* **THE PROBLEM**: A single number is expected: the count of lines in the records below that contain "Vattenfallskomittén".

STUDY MATERIAL Start Marker

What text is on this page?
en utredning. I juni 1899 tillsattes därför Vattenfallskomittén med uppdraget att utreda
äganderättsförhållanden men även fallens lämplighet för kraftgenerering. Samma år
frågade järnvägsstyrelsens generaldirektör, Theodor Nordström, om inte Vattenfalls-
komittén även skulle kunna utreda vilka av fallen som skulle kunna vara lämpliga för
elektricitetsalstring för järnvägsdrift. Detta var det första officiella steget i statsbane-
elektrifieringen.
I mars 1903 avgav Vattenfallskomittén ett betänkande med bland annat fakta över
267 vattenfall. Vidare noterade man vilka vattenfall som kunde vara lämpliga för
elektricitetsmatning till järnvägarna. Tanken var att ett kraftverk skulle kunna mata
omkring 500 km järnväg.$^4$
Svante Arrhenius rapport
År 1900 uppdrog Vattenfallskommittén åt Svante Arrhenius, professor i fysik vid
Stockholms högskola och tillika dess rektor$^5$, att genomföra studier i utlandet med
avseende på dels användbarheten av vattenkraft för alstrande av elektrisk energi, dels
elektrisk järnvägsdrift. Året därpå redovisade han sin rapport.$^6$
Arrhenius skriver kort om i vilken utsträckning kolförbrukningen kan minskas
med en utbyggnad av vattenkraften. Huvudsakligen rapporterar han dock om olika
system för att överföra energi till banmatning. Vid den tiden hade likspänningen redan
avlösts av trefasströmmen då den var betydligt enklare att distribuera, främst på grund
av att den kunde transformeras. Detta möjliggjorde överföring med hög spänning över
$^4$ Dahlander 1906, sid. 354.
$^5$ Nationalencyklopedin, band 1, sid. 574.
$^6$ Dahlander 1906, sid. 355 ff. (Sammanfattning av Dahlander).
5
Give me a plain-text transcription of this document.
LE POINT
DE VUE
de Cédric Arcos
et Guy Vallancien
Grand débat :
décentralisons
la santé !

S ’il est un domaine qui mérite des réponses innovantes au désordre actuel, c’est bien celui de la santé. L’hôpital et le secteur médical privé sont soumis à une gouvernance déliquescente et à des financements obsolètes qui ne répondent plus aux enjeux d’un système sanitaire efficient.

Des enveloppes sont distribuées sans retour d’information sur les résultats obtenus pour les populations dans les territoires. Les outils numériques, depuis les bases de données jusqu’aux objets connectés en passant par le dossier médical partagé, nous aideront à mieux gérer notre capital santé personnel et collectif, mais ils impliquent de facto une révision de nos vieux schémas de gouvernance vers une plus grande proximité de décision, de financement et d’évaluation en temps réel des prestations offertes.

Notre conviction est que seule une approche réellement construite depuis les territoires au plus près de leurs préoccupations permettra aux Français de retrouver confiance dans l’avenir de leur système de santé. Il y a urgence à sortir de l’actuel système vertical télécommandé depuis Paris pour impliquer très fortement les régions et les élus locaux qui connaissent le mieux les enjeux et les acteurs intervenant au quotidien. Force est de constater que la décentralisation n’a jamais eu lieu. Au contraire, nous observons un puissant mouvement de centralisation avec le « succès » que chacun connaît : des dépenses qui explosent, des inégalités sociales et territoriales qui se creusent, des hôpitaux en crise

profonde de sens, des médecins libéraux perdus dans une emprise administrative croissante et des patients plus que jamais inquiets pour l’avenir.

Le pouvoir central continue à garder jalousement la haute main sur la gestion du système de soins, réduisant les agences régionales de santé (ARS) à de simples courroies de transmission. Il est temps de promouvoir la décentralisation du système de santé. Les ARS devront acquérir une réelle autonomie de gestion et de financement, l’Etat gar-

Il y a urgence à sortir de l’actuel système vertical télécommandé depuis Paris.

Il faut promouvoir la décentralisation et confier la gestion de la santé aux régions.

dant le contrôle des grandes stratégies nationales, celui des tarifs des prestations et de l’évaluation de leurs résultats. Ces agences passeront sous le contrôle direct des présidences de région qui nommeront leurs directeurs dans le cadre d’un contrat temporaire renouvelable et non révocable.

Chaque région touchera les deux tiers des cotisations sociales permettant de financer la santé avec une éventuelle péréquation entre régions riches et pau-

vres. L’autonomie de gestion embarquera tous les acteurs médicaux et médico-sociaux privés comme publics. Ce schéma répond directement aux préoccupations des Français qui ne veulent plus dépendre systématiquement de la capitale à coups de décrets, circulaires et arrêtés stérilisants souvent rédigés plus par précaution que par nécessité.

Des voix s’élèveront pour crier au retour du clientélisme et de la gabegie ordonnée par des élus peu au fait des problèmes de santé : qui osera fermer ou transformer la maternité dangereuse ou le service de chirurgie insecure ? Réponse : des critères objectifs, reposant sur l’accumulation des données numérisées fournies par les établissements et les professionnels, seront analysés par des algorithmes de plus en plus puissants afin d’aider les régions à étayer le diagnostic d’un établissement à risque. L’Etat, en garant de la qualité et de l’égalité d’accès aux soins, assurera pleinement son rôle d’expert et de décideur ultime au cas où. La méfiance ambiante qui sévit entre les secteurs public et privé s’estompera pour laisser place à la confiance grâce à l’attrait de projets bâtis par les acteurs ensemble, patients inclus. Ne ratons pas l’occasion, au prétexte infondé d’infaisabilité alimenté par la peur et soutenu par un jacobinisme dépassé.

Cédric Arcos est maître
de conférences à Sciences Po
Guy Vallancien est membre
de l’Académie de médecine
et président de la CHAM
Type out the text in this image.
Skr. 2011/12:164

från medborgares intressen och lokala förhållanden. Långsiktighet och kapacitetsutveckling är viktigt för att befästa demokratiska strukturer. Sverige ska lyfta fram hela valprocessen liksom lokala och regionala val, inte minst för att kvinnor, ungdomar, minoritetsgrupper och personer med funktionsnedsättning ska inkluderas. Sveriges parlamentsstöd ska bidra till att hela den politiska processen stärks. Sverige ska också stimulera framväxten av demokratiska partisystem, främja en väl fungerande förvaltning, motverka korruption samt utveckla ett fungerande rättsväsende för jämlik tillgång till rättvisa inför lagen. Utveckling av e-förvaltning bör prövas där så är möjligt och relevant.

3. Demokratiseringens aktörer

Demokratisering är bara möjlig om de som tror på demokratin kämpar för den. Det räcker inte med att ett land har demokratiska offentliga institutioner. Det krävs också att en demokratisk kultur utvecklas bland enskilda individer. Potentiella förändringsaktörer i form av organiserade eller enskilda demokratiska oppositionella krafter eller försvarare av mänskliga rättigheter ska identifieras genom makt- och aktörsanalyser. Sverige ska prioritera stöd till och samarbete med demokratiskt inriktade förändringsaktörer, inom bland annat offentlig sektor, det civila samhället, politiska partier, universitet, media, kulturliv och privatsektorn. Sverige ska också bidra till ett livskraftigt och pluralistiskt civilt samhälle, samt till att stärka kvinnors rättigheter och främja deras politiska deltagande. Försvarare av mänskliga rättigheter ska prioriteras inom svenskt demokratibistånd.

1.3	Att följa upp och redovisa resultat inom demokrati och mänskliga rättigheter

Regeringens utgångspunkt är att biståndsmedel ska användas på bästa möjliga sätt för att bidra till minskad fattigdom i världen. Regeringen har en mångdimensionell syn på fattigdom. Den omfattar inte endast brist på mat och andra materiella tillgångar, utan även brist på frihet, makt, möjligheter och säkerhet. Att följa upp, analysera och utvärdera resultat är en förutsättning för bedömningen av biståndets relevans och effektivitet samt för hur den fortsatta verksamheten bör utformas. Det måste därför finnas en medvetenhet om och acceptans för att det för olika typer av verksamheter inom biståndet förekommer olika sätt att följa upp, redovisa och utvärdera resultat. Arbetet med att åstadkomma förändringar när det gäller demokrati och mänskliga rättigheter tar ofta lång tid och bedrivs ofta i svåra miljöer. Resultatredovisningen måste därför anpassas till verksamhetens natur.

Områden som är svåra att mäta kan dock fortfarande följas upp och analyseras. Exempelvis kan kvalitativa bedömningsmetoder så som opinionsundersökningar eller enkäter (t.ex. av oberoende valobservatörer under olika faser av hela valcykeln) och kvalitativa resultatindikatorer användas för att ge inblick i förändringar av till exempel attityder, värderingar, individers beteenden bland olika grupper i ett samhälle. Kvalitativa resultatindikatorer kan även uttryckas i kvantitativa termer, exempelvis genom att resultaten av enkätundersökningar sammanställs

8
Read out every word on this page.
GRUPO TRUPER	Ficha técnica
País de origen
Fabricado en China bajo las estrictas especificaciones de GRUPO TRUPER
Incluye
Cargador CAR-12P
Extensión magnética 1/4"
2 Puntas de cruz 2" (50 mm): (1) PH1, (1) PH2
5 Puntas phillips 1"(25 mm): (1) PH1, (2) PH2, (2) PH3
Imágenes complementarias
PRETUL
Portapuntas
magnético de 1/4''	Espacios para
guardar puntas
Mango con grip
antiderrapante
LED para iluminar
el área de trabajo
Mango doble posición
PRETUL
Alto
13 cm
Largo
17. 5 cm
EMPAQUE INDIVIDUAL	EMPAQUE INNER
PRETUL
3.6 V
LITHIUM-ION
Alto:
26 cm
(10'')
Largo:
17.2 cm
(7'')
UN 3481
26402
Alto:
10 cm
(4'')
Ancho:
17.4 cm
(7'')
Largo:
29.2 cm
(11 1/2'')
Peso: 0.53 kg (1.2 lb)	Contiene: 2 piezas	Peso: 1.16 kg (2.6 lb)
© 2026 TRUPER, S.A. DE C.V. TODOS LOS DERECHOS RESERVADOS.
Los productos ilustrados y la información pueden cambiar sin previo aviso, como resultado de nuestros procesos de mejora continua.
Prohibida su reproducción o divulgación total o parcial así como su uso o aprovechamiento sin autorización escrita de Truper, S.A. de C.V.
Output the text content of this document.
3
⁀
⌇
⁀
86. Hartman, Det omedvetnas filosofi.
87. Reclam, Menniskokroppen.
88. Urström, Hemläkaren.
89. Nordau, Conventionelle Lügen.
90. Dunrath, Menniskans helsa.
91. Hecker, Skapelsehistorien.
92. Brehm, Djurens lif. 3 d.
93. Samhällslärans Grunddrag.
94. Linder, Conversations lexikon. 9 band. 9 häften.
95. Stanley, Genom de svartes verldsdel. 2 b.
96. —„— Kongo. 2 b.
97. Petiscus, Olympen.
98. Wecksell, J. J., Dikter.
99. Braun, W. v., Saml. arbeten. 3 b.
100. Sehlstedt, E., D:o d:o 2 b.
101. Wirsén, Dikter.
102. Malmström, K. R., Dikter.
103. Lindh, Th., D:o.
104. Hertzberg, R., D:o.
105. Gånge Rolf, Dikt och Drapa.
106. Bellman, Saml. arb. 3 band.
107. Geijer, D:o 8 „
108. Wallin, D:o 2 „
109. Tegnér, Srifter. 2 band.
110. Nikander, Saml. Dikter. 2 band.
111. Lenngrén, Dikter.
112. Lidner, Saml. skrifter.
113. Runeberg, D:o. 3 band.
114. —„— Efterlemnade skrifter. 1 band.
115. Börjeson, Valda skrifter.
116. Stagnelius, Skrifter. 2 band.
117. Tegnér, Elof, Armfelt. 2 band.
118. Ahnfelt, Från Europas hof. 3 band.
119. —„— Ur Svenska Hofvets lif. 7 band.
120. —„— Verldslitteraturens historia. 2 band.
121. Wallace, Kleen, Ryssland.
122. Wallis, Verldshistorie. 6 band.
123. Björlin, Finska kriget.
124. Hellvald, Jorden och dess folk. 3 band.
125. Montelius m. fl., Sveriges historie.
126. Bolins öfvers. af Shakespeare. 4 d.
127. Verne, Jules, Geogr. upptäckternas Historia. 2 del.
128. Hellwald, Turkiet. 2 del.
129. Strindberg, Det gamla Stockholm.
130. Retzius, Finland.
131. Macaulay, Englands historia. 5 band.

STUDY MATERIAL End Marker

* **RESPONSE FOR THIS EXERCISE**: 2